§ GIVEN INSTRUCTION
Every record below is to be retyped exactly.

- - - -

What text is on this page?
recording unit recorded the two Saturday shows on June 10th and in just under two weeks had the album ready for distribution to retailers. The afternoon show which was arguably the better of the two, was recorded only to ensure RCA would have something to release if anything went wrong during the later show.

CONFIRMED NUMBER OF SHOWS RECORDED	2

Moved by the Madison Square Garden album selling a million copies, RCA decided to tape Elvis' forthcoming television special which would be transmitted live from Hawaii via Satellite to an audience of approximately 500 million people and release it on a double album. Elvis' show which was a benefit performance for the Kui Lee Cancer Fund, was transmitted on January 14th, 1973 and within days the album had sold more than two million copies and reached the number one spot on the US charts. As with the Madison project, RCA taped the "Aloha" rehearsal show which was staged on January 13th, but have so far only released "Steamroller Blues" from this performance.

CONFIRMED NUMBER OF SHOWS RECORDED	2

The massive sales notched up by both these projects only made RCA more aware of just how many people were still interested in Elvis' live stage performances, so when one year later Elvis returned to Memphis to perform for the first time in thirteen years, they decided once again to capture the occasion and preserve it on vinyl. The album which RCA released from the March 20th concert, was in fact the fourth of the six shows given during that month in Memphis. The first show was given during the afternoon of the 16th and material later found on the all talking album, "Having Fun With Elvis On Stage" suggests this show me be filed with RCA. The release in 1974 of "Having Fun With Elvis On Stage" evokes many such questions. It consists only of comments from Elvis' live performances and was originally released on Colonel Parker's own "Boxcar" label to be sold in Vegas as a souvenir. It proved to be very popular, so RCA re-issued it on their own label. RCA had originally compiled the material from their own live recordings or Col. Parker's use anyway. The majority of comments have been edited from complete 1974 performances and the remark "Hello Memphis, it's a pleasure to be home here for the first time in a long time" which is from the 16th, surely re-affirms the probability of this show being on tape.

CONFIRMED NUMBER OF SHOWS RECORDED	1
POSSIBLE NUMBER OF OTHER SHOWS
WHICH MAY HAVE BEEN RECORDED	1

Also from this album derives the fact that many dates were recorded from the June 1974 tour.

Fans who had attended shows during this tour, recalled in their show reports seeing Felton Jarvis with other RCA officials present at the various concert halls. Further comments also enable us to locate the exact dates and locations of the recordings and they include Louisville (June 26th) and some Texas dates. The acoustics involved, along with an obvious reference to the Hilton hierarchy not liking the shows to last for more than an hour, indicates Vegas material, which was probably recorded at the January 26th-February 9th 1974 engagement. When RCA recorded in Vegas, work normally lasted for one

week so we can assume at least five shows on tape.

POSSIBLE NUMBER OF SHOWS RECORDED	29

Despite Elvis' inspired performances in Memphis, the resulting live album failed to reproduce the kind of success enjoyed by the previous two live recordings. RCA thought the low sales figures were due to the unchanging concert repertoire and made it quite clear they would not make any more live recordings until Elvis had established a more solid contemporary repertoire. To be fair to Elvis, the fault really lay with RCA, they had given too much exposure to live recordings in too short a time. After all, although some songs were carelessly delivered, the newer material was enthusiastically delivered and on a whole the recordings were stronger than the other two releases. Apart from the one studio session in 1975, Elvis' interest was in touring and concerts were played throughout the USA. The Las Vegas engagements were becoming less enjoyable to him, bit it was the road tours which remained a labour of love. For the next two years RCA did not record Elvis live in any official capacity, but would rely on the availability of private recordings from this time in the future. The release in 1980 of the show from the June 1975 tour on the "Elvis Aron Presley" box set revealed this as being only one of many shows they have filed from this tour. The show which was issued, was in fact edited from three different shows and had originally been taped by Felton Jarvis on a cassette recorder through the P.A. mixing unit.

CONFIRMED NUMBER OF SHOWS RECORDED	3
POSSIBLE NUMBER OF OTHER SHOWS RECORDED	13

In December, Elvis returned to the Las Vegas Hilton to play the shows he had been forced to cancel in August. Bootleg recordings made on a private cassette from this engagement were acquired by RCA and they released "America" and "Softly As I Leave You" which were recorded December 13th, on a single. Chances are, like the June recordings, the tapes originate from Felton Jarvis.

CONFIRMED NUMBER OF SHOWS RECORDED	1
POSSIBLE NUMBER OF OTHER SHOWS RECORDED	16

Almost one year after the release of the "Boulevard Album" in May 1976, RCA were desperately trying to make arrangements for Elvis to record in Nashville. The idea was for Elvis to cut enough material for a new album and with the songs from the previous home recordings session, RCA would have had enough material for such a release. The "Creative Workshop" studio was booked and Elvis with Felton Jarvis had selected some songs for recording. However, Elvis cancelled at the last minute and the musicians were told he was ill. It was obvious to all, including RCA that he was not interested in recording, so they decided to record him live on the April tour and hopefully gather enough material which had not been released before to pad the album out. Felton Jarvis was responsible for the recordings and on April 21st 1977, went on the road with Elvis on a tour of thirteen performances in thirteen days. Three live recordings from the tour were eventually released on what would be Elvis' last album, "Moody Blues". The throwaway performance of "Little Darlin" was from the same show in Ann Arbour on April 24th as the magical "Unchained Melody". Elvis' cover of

- - - -

§ RESPONSE TO THIS TASK
What text is on this page?
recording unit recorded the two Saturday shows on June 10th and in just under two weeks had the album ready for distribution to retailers. The afternoon show which was arguably the better of the two, was recorded only to ensure RCA would have something to release if anything went wrong during the later show.

CONFIRMED NUMBER OF SHOWS RECORDED	2

Moved by the Madison Square Garden album selling a million copies, RCA decided to tape Elvis' forthcoming television special which would be transmitted live from Hawaii via Satellite to an audience of approximately 500 million people and release it on a double album. Elvis' show which was a benefit performance for the Kui Lee Cancer Fund, was transmitted on January 14th, 1973 and within days the album had sold more than two million copies and reached the number one spot on the US charts. As with the Madison project, RCA taped the "Aloha" rehearsal show which was staged on January 13th, but have so far only released "Steamroller Blues" from this performance.

CONFIRMED NUMBER OF SHOWS RECORDED	2

The massive sales notched up by both these projects only made RCA more aware of just how many people were still interested in Elvis' live stage performances, so when one year later Elvis returned to Memphis to perform for the first time in thirteen years, they decided once again to capture the occasion and preserve it on vinyl. The album which RCA released from the March 20th concert, was in fact the fourth of the six shows given during that month in Memphis. The first show was given during the afternoon of the 16th and material later found on the all talking album, "Having Fun With Elvis On Stage" suggests this show me be filed with RCA. The release in 1974 of "Having Fun With Elvis On Stage" evokes many such questions. It consists only of comments from Elvis' live performances and was originally released on Colonel Parker's own "Boxcar" label to be sold in Vegas as a souvenir. It proved to be very popular, so RCA re-issued it on their own label. RCA had originally compiled the material from their own live recordings or Col. Parker's use anyway. The majority of comments have been edited from complete 1974 performances and the remark "Hello Memphis, it's a pleasure to be home here for the first time in a long time" which is from the 16th, surely re-affirms the probability of this show being on tape.

CONFIRMED NUMBER OF SHOWS RECORDED	1
POSSIBLE NUMBER OF OTHER SHOWS
WHICH MAY HAVE BEEN RECORDED	1

Also from this album derives the fact that many dates were recorded from the June 1974 tour.

Fans who had attended shows during this tour, recalled in their show reports seeing Felton Jarvis with other RCA officials present at the various concert halls. Further comments also enable us to locate the exact dates and locations of the recordings and they include Louisville (June 26th) and some Texas dates. The acoustics involved, along with an obvious reference to the Hilton hierarchy not liking the shows to last for more than an hour, indicates Vegas material, which was probably recorded at the January 26th-February 9th 1974 engagement. When RCA recorded in Vegas, work normally lasted for one

week so we can assume at least five shows on tape.

POSSIBLE NUMBER OF SHOWS RECORDED	29

Despite Elvis' inspired performances in Memphis, the resulting live album failed to reproduce the kind of success enjoyed by the previous two live recordings. RCA thought the low sales figures were due to the unchanging concert repertoire and made it quite clear they would not make any more live recordings until Elvis had established a more solid contemporary repertoire. To be fair to Elvis, the fault really lay with RCA, they had given too much exposure to live recordings in too short a time. After all, although some songs were carelessly delivered, the newer material was enthusiastically delivered and on a whole the recordings were stronger than the other two releases. Apart from the one studio session in 1975, Elvis' interest was in touring and concerts were played throughout the USA. The Las Vegas engagements were becoming less enjoyable to him, bit it was the road tours which remained a labour of love. For the next two years RCA did not record Elvis live in any official capacity, but would rely on the availability of private recordings from this time in the future. The release in 1980 of the show from the June 1975 tour on the "Elvis Aron Presley" box set revealed this as being only one of many shows they have filed from this tour. The show which was issued, was in fact edited from three different shows and had originally been taped by Felton Jarvis on a cassette recorder through the P.A. mixing unit.

CONFIRMED NUMBER OF SHOWS RECORDED	3
POSSIBLE NUMBER OF OTHER SHOWS RECORDED	13

In December, Elvis returned to the Las Vegas Hilton to play the shows he had been forced to cancel in August. Bootleg recordings made on a private cassette from this engagement were acquired by RCA and they released "America" and "Softly As I Leave You" which were recorded December 13th, on a single. Chances are, like the June recordings, the tapes originate from Felton Jarvis.

CONFIRMED NUMBER OF SHOWS RECORDED	1
POSSIBLE NUMBER OF OTHER SHOWS RECORDED	16

Almost one year after the release of the "Boulevard Album" in May 1976, RCA were desperately trying to make arrangements for Elvis to record in Nashville. The idea was for Elvis to cut enough material for a new album and with the songs from the previous home recordings session, RCA would have had enough material for such a release. The "Creative Workshop" studio was booked and Elvis with Felton Jarvis had selected some songs for recording. However, Elvis cancelled at the last minute and the musicians were told he was ill. It was obvious to all, including RCA that he was not interested in recording, so they decided to record him live on the April tour and hopefully gather enough material which had not been released before to pad the album out. Felton Jarvis was responsible for the recordings and on April 21st 1977, went on the road with Elvis on a tour of thirteen performances in thirteen days. Three live recordings from the tour were eventually released on what would be Elvis' last album, "Moody Blues". The throwaway performance of "Little Darlin" was from the same show in Ann Arbour on April 24th as the magical "Unchained Melody". Elvis' cover of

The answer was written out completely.